YOUR INSTRUCTIONS
Can you collect and copy out every line in the records below that contains the string "此操作会重置所有网络设置"?
-- start of RECORD SET --
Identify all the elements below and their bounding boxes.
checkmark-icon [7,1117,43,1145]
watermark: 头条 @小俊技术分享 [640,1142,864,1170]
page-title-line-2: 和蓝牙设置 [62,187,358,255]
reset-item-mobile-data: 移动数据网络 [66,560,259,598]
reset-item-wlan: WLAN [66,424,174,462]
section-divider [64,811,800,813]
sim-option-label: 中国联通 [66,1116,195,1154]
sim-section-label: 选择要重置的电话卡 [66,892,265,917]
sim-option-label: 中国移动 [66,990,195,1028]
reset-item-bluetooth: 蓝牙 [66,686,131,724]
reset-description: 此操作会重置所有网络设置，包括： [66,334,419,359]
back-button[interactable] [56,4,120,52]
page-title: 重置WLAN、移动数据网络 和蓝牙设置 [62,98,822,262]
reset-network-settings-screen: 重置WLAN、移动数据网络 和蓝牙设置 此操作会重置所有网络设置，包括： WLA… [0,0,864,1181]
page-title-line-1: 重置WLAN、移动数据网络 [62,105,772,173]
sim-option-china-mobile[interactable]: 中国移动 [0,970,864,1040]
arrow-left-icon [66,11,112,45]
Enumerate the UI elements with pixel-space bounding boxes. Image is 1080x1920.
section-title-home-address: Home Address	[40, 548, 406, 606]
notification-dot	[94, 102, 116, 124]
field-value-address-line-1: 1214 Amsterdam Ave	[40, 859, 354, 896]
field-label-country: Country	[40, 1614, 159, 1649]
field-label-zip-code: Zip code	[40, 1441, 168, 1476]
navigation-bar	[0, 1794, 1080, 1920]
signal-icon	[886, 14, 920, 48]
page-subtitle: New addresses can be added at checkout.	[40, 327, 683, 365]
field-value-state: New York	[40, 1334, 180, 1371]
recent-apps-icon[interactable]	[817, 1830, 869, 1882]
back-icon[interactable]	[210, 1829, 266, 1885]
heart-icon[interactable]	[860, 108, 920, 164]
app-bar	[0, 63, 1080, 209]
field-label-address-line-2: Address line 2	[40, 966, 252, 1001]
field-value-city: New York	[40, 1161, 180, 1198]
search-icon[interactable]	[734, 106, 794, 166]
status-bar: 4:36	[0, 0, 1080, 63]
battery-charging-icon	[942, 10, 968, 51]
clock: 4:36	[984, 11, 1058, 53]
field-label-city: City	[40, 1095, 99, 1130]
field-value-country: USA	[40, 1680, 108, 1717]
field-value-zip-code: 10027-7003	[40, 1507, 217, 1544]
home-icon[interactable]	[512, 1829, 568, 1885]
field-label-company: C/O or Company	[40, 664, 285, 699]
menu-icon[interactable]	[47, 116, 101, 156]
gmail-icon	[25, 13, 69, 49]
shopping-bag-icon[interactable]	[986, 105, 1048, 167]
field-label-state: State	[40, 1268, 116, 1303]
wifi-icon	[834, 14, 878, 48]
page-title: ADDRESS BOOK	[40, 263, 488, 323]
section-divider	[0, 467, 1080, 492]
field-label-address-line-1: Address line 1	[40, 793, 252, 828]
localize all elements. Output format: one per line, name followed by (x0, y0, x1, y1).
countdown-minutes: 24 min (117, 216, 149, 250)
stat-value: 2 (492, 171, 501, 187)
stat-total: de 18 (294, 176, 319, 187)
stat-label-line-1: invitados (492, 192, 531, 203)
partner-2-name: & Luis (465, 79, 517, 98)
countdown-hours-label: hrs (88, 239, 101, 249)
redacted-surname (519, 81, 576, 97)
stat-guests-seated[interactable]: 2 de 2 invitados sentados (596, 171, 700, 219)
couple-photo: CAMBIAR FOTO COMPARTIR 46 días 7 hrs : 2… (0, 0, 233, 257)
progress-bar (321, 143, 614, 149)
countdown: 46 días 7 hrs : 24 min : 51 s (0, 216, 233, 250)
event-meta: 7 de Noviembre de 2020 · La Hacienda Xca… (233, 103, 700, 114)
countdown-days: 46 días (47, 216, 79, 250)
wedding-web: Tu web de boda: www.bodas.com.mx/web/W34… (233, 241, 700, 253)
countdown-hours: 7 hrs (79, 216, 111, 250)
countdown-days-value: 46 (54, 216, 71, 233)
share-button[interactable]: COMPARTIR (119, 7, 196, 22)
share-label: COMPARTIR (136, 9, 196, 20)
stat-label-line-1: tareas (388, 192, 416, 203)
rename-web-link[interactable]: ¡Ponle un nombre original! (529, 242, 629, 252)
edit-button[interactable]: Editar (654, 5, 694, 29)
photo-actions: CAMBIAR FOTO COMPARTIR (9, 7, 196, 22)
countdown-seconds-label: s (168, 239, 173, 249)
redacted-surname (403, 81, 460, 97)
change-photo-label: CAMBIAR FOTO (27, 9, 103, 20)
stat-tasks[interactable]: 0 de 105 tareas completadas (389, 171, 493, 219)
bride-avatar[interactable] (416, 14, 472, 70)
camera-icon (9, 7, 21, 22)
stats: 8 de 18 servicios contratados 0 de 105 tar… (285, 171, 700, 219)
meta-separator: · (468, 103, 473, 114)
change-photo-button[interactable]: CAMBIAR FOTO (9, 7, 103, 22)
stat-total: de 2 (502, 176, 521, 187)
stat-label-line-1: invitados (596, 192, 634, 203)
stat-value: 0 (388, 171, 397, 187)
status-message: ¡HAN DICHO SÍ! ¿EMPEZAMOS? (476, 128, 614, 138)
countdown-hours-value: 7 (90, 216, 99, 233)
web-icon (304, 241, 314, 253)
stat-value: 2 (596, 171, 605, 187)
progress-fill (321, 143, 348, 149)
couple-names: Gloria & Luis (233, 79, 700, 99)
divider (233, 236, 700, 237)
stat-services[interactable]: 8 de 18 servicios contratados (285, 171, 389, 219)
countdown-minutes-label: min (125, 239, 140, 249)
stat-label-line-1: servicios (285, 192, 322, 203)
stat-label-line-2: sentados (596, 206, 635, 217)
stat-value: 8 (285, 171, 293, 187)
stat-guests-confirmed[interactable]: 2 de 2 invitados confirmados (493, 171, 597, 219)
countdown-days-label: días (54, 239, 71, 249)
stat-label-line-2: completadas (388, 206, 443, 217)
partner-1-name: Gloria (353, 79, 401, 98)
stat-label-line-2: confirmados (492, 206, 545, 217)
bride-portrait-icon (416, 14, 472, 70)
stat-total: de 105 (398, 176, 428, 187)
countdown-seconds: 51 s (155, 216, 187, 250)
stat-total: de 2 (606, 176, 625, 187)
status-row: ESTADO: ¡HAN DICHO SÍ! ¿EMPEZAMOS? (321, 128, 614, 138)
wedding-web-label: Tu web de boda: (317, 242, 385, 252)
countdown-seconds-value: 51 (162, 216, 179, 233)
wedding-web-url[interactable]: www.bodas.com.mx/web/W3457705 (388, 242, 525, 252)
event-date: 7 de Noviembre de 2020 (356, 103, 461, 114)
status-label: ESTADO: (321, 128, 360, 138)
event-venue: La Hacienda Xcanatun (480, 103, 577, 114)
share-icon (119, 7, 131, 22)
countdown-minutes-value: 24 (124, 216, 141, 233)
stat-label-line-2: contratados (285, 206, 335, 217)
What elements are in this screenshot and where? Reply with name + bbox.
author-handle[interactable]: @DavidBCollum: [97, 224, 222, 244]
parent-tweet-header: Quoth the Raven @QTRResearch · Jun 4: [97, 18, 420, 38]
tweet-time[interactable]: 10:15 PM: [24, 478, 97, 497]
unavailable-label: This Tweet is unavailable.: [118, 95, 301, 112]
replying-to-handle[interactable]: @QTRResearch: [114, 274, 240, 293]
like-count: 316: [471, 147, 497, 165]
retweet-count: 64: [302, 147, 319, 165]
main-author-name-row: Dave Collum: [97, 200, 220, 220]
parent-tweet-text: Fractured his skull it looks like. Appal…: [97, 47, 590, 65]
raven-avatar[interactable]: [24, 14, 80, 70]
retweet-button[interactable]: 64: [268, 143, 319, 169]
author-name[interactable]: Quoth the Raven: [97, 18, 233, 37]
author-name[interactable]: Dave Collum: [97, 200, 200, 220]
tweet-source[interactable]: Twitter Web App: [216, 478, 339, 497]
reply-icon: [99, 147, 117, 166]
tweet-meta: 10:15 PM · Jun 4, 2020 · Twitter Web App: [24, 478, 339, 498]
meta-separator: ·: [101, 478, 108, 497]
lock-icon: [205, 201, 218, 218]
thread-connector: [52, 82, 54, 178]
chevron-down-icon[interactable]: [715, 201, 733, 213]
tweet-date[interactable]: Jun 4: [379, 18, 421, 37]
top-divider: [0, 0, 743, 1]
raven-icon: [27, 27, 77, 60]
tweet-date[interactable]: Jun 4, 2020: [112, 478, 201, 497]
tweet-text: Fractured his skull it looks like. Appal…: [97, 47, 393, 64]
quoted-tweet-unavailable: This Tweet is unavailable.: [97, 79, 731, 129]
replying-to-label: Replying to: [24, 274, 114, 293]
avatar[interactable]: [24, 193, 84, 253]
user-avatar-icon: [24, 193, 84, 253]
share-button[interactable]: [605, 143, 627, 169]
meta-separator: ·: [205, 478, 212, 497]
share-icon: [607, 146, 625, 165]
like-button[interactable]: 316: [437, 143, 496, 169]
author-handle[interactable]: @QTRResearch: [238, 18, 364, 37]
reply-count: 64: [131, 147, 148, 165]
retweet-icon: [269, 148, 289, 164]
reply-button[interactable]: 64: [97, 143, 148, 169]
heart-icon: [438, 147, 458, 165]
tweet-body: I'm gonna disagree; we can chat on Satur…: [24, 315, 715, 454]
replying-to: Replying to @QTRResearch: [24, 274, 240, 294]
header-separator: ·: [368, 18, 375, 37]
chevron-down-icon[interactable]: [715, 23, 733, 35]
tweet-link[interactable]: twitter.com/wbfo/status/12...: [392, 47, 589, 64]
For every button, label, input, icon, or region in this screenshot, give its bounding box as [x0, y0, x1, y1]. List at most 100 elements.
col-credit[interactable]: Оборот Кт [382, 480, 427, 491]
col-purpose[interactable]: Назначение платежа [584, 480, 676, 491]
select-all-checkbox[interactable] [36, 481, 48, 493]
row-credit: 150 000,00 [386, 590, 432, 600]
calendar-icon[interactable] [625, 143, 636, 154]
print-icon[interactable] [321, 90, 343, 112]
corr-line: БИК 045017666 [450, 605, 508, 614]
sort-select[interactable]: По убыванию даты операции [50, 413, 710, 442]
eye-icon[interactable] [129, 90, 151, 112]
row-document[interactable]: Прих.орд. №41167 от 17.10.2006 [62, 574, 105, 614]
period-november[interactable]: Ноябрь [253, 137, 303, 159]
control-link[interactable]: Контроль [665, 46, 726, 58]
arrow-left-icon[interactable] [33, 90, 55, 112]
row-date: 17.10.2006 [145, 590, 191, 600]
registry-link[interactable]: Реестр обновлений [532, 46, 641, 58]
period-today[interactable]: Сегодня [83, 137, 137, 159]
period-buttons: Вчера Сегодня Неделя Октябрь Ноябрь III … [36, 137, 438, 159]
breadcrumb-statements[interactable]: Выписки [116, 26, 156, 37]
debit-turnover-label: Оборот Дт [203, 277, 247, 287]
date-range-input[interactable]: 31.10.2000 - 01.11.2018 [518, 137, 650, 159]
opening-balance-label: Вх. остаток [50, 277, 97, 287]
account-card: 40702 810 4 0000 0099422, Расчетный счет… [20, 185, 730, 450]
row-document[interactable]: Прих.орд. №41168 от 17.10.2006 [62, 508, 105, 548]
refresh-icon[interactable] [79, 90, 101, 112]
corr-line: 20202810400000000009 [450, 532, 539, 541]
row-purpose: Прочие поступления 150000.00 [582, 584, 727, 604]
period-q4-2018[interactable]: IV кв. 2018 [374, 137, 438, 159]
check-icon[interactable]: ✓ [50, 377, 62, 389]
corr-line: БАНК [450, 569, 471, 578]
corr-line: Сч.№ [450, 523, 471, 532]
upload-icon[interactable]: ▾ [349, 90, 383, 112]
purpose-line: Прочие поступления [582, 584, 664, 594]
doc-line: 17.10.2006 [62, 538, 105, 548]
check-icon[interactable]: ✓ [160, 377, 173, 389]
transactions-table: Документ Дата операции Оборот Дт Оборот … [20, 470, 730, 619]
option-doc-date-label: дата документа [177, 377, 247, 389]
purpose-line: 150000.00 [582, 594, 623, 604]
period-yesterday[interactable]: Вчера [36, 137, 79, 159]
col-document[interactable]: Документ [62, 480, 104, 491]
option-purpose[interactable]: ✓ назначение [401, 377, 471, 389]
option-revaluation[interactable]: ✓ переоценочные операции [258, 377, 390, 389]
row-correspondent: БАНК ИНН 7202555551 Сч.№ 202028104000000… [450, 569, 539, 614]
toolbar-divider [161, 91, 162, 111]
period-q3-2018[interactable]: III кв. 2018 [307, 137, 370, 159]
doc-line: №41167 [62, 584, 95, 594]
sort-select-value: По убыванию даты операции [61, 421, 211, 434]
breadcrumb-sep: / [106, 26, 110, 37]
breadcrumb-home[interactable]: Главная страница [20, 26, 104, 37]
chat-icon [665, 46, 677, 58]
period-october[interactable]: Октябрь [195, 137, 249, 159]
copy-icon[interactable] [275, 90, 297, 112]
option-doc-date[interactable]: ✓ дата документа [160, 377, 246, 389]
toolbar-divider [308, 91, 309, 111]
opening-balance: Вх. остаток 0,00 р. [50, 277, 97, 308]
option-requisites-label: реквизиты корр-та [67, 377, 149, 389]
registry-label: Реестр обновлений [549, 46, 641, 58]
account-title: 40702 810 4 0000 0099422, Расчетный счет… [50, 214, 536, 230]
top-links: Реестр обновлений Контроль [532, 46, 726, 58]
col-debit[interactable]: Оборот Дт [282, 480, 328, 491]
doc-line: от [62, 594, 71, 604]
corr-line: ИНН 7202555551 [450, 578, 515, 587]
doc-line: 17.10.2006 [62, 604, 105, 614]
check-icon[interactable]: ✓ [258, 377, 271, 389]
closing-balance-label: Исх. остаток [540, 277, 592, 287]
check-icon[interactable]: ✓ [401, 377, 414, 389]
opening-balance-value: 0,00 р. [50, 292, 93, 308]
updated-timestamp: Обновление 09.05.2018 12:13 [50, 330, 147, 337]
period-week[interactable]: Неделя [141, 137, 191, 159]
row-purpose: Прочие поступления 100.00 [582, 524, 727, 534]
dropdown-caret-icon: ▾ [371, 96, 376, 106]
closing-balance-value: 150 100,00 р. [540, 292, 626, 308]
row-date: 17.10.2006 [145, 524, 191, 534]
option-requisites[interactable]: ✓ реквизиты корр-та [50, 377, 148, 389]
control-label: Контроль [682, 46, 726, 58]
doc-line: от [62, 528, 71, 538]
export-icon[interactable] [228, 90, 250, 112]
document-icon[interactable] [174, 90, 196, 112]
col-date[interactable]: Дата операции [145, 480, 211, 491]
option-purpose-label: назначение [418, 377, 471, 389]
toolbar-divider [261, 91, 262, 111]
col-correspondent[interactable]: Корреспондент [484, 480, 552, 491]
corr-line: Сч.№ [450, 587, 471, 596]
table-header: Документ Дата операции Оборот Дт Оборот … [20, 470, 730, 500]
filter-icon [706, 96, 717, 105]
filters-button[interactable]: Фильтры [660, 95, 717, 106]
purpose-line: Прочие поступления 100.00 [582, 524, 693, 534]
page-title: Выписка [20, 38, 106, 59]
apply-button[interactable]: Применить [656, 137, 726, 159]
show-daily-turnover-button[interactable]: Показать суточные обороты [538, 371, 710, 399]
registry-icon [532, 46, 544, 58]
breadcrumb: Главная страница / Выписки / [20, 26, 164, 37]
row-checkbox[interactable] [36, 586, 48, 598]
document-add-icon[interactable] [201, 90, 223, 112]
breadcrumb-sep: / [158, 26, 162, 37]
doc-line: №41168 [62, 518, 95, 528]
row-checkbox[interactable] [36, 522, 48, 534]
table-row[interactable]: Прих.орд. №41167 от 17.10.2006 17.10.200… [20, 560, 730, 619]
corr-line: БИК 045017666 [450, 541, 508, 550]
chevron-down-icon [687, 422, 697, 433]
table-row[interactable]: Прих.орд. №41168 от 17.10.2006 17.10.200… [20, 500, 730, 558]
-- end of RECORD SET --
RESULT OF THE EXERCISE
reset-description: 此操作会重置所有网络设置，包括： [66,334,419,359]
reset-network-settings-screen: 重置WLAN、移动数据网络 和蓝牙设置 此操作会重置所有网络设置，包括： WLA… [0,0,864,1181]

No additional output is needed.